| Brief |
Write out, character for character, the line containing "Read all visible content and emit it as JSON." and all lines after it up to the end of the listing.

| Information provided |
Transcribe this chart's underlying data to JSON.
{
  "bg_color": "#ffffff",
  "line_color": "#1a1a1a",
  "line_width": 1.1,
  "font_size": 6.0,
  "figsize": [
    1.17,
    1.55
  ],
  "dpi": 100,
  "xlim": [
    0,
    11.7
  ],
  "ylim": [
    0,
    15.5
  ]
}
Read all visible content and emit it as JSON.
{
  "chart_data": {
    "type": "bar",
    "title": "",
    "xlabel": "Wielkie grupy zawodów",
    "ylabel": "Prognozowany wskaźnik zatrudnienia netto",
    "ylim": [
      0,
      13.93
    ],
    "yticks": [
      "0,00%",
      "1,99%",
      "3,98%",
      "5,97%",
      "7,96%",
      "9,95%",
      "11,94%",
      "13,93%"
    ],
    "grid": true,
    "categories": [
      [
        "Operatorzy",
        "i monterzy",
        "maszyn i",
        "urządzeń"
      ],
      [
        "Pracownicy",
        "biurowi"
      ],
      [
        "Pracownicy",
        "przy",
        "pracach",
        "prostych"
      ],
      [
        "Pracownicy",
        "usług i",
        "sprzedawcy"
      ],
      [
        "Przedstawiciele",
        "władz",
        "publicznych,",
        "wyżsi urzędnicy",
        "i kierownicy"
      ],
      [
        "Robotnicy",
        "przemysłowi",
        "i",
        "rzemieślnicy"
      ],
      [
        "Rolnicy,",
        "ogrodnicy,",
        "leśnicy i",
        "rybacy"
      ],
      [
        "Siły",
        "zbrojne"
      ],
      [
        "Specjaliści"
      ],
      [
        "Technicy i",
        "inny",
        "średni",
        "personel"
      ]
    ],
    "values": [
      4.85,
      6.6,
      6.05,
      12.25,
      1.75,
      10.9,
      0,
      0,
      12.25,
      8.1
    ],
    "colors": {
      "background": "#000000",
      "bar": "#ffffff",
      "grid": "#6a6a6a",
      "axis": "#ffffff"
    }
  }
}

| Exercise output |
Read all visible content and emit it as JSON.
{
  "chart_data": {
    "type": "bar",
    "title": "",
    "xlabel": "Wielkie grupy zawodów",
    "ylabel": "Prognozowany wskaźnik zatrudnienia netto",
    "ylim": [
      0,
      13.93
    ],
    "yticks": [
      "0,00%",
      "1,99%",
      "3,98%",
      "5,97%",
      "7,96%",
      "9,95%",
      "11,94%",
      "13,93%"
    ],
    "grid": true,
    "categories": [
      [
        "Operatorzy",
        "i monterzy",
        "maszyn i",
        "urządzeń"
      ],
      [
        "Pracownicy",
        "biurowi"
      ],
      [
        "Pracownicy",
        "przy",
        "pracach",
        "prostych"
      ],
      [
        "Pracownicy",
        "usług i",
        "sprzedawcy"
      ],
      [
        "Przedstawiciele",
        "władz",
        "publicznych,",
        "wyżsi urzędnicy",
        "i kierownicy"
      ],
      [
        "Robotnicy",
        "przemysłowi",
        "i",
        "rzemieślnicy"
      ],
      [
        "Rolnicy,",
        "ogrodnicy,",
        "leśnicy i",
        "rybacy"
      ],
      [
        "Siły",
        "zbrojne"
      ],
      [
        "Specjaliści"
      ],
      [
        "Technicy i",
        "inny",
        "średni",
        "personel"
      ]
    ],
    "values": [
      4.85,
      6.6,
      6.05,
      12.25,
      1.75,
      10.9,
      0,
      0,
      12.25,
      8.1
    ],
    "colors": {
      "background": "#000000",
      "bar": "#ffffff",
      "grid": "#6a6a6a",
      "axis": "#ffffff"
    }
  }
}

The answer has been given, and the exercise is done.